## What the exercise asks
Please output the records below in full, exactly as given, but without the images.

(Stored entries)

- - - -

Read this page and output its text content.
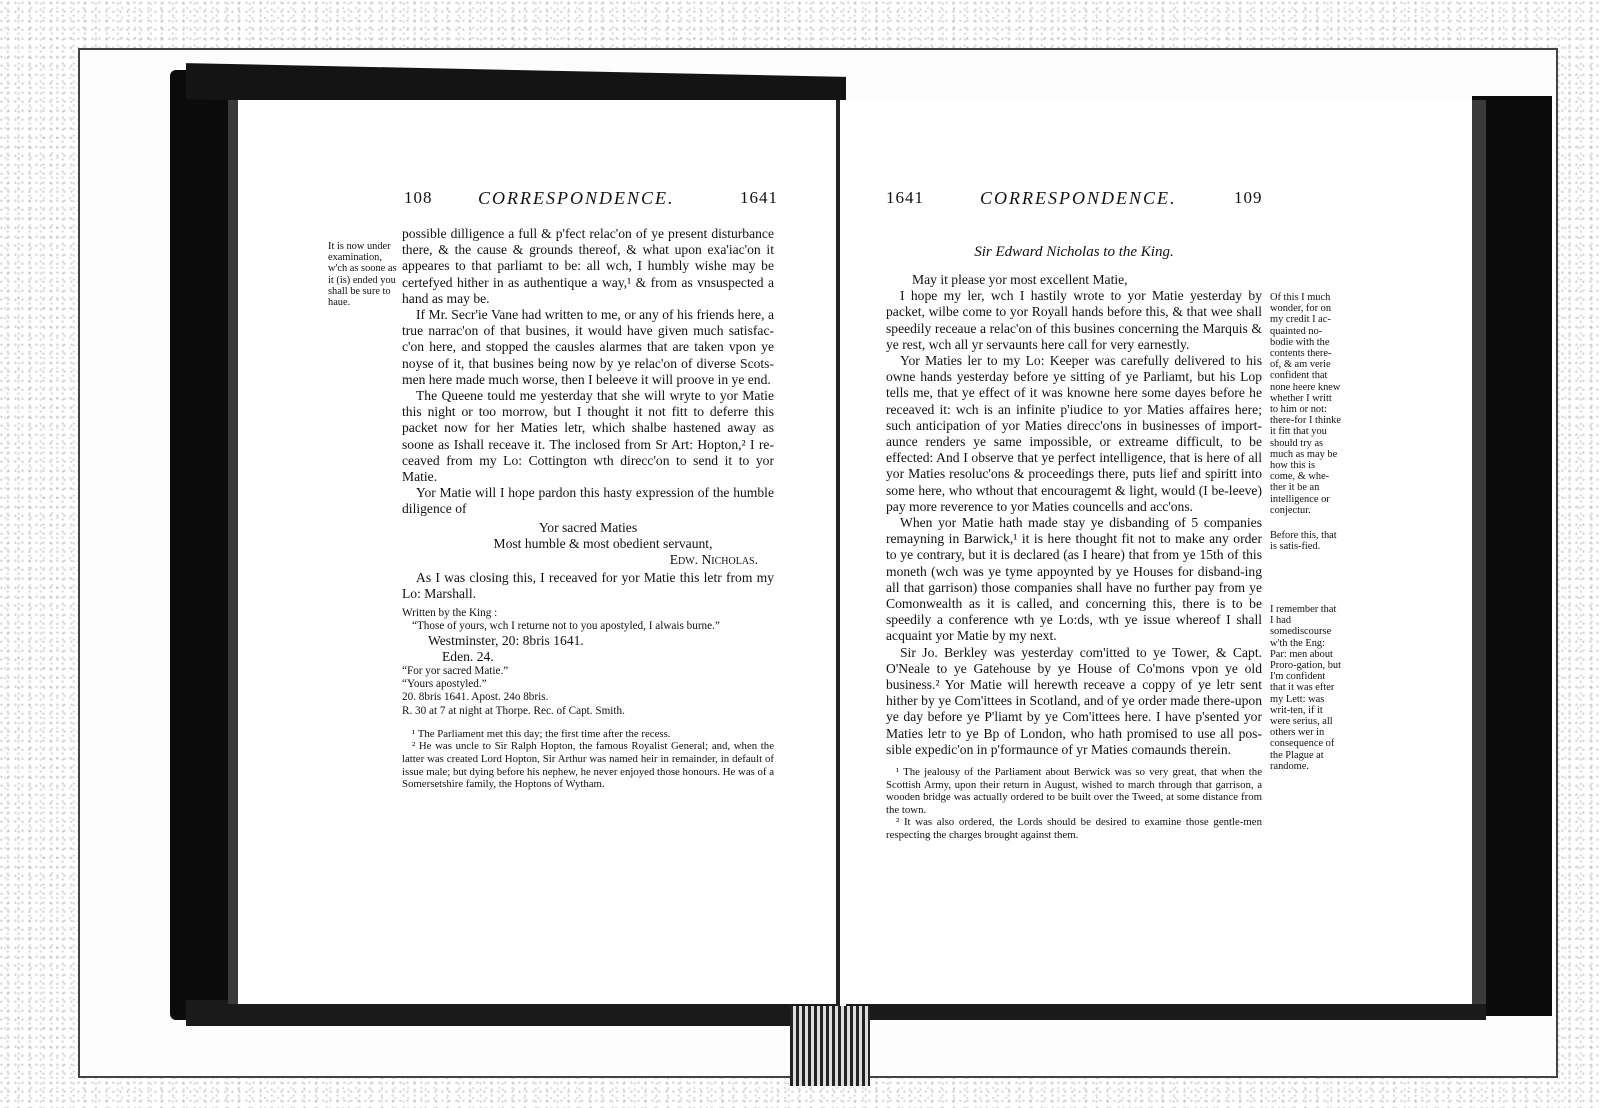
108	CORRESPONDENCE.	1641
It is now under examination, w'ch as soone as it (is) ended you shall be sure to haue.

possible dilligence a full & p'fect relac'on of ye present disturbance there, & the cause & grounds thereof, & what upon exa'iac'on it appeares to that parliamt to be: all wch, I humbly wishe may be certefyed hither in as authentique a way,¹ & from as vnsuspected a hand as may be.

If Mr. Secr'ie Vane had written to me, or any of his friends here, a true narrac'on of that busines, it would have given much satisfac-c'on here, and stopped the causles alarmes that are taken vpon ye noyse of it, that busines being now by ye relac'on of diverse Scots-men here made much worse, then I beleeve it will proove in ye end.

The Queene tould me yesterday that she will wryte to yor Matie this night or too morrow, but I thought it not fitt to deferre this packet now for her Maties letr, which shalbe hastened away as soone as Ishall receave it. The inclosed from Sr Art: Hopton,² I re-ceaved from my Lo: Cottington wth direcc'on to send it to yor Matie.

Yor Matie will I hope pardon this hasty expression of the humble diligence of

Yor sacred Maties

Most humble & most obedient servaunt,

Edw. Nicholas.

As I was closing this, I receaved for yor Matie this letr from my Lo: Marshall.

Written by the King :
“Those of yours, wch I returne not to you apostyled, I alwais burne.”
Westminster, 20: 8bris 1641.
Eden. 24.
“For yor sacred Matie.”
“Yours apostyled.”
20. 8bris 1641. Apost. 24o 8bris.
R. 30 at 7 at night at Thorpe. Rec. of Capt. Smith.

¹ The Parliament met this day; the first time after the recess.

² He was uncle to Sir Ralph Hopton, the famous Royalist General; and, when the latter was created Lord Hopton, Sir Arthur was named heir in remainder, in default of issue male; but dying before his nephew, he never enjoyed those honours. He was of a Somersetshire family, the Hoptons of Wytham.

1641	CORRESPONDENCE.	109
Sir Edward Nicholas to the King.

May it please yor most excellent Matie,

I hope my ler, wch I hastily wrote to yor Matie yesterday by packet, wilbe come to yor Royall hands before this, & that wee shall speedily receaue a relac'on of this busines concerning the Marquis & ye rest, wch all yr servaunts here call for very earnestly.

Yor Maties ler to my Lo: Keeper was carefully delivered to his owne hands yesterday before ye sitting of ye Parliamt, but his Lop tells me, that ye effect of it was knowne here some dayes before he receaved it: wch is an infinite p'iudice to yor Maties affaires here; such anticipation of yor Maties direcc'ons in businesses of import-aunce renders ye same impossible, or extreame difficult, to be effected: And I observe that ye perfect intelligence, that is here of all yor Maties resoluc'ons & proceedings there, puts lief and spiritt into some here, who wthout that encouragemt & light, would (I be-leeve) pay more reverence to yor Maties councells and acc'ons.

When yor Matie hath made stay ye disbanding of 5 companies remayning in Barwick,¹ it is here thought fit not to make any order to ye contrary, but it is declared (as I heare) that from ye 15th of this moneth (wch was ye tyme appoynted by ye Houses for disband-ing all that garrison) those companies shall have no further pay from ye Comonwealth as it is called, and concerning this, there is to be speedily a conference wth ye Lo:ds, wth ye issue whereof I shall acquaint yor Matie by my next.

Sir Jo. Berkley was yesterday com'itted to ye Tower, & Capt. O'Neale to ye Gatehouse by ye House of Co'mons vpon ye old business.² Yor Matie will herewth receave a coppy of ye letr sent hither by ye Com'ittees in Scotland, and of ye order made there-upon ye day before ye P'liamt by ye Com'ittees here. I have p'sented yor Maties letr to ye Bp of London, who hath promised to use all pos-sible expedic'on in p'formaunce of yr Maties comaunds therein.

¹ The jealousy of the Parliament about Berwick was so very great, that when the Scottish Army, upon their return in August, wished to march through that garrison, a wooden bridge was actually ordered to be built over the Tweed, at some distance from the town.

² It was also ordered, the Lords should be desired to examine those gentle-men respecting the charges brought against them.

Of this I much wonder, for on my credit I ac-quainted no-bodie with the contents there-of, & am verie confident that none heere knew whether I writt to him or not: there-for I thinke it fitt that you should try as much as may be how this is come, & whe-ther it be an intelligence or conjectur.
Before this, that is satis-fied.
I remember that I had somediscourse w'th the Eng: Par: men about Proro-gation, but I'm confident that it was efter my Lett: was writ-ten, if it were serius, all others wer in consequence of the Plague at randome.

- - - -

## Result of this task
Read this page and output its text content.
108	CORRESPONDENCE.	1641
It is now under examination, w'ch as soone as it (is) ended you shall be sure to haue.

possible dilligence a full & p'fect relac'on of ye present disturbance there, & the cause & grounds thereof, & what upon exa'iac'on it appeares to that parliamt to be: all wch, I humbly wishe may be certefyed hither in as authentique a way,¹ & from as vnsuspected a hand as may be.

If Mr. Secr'ie Vane had written to me, or any of his friends here, a true narrac'on of that busines, it would have given much satisfac-c'on here, and stopped the causles alarmes that are taken vpon ye noyse of it, that busines being now by ye relac'on of diverse Scots-men here made much worse, then I beleeve it will proove in ye end.

The Queene tould me yesterday that she will wryte to yor Matie this night or too morrow, but I thought it not fitt to deferre this packet now for her Maties letr, which shalbe hastened away as soone as Ishall receave it. The inclosed from Sr Art: Hopton,² I re-ceaved from my Lo: Cottington wth direcc'on to send it to yor Matie.

Yor Matie will I hope pardon this hasty expression of the humble diligence of

Yor sacred Maties

Most humble & most obedient servaunt,

Edw. Nicholas.

As I was closing this, I receaved for yor Matie this letr from my Lo: Marshall.

Written by the King :
“Those of yours, wch I returne not to you apostyled, I alwais burne.”
Westminster, 20: 8bris 1641.
Eden. 24.
“For yor sacred Matie.”
“Yours apostyled.”
20. 8bris 1641. Apost. 24o 8bris.
R. 30 at 7 at night at Thorpe. Rec. of Capt. Smith.

¹ The Parliament met this day; the first time after the recess.

² He was uncle to Sir Ralph Hopton, the famous Royalist General; and, when the latter was created Lord Hopton, Sir Arthur was named heir in remainder, in default of issue male; but dying before his nephew, he never enjoyed those honours. He was of a Somersetshire family, the Hoptons of Wytham.

1641	CORRESPONDENCE.	109
Sir Edward Nicholas to the King.

May it please yor most excellent Matie,

I hope my ler, wch I hastily wrote to yor Matie yesterday by packet, wilbe come to yor Royall hands before this, & that wee shall speedily receaue a relac'on of this busines concerning the Marquis & ye rest, wch all yr servaunts here call for very earnestly.

Yor Maties ler to my Lo: Keeper was carefully delivered to his owne hands yesterday before ye sitting of ye Parliamt, but his Lop tells me, that ye effect of it was knowne here some dayes before he receaved it: wch is an infinite p'iudice to yor Maties affaires here; such anticipation of yor Maties direcc'ons in businesses of import-aunce renders ye same impossible, or extreame difficult, to be effected: And I observe that ye perfect intelligence, that is here of all yor Maties resoluc'ons & proceedings there, puts lief and spiritt into some here, who wthout that encouragemt & light, would (I be-leeve) pay more reverence to yor Maties councells and acc'ons.

When yor Matie hath made stay ye disbanding of 5 companies remayning in Barwick,¹ it is here thought fit not to make any order to ye contrary, but it is declared (as I heare) that from ye 15th of this moneth (wch was ye tyme appoynted by ye Houses for disband-ing all that garrison) those companies shall have no further pay from ye Comonwealth as it is called, and concerning this, there is to be speedily a conference wth ye Lo:ds, wth ye issue whereof I shall acquaint yor Matie by my next.

Sir Jo. Berkley was yesterday com'itted to ye Tower, & Capt. O'Neale to ye Gatehouse by ye House of Co'mons vpon ye old business.² Yor Matie will herewth receave a coppy of ye letr sent hither by ye Com'ittees in Scotland, and of ye order made there-upon ye day before ye P'liamt by ye Com'ittees here. I have p'sented yor Maties letr to ye Bp of London, who hath promised to use all pos-sible expedic'on in p'formaunce of yr Maties comaunds therein.

¹ The jealousy of the Parliament about Berwick was so very great, that when the Scottish Army, upon their return in August, wished to march through that garrison, a wooden bridge was actually ordered to be built over the Tweed, at some distance from the town.

² It was also ordered, the Lords should be desired to examine those gentle-men respecting the charges brought against them.

Of this I much wonder, for on my credit I ac-quainted no-bodie with the contents there-of, & am verie confident that none heere knew whether I writt to him or not: there-for I thinke it fitt that you should try as much as may be how this is come, & whe-ther it be an intelligence or conjectur.
Before this, that is satis-fied.
I remember that I had somediscourse w'th the Eng: Par: men about Proro-gation, but I'm confident that it was efter my Lett: was writ-ten, if it were serius, all others wer in consequence of the Plague at randome.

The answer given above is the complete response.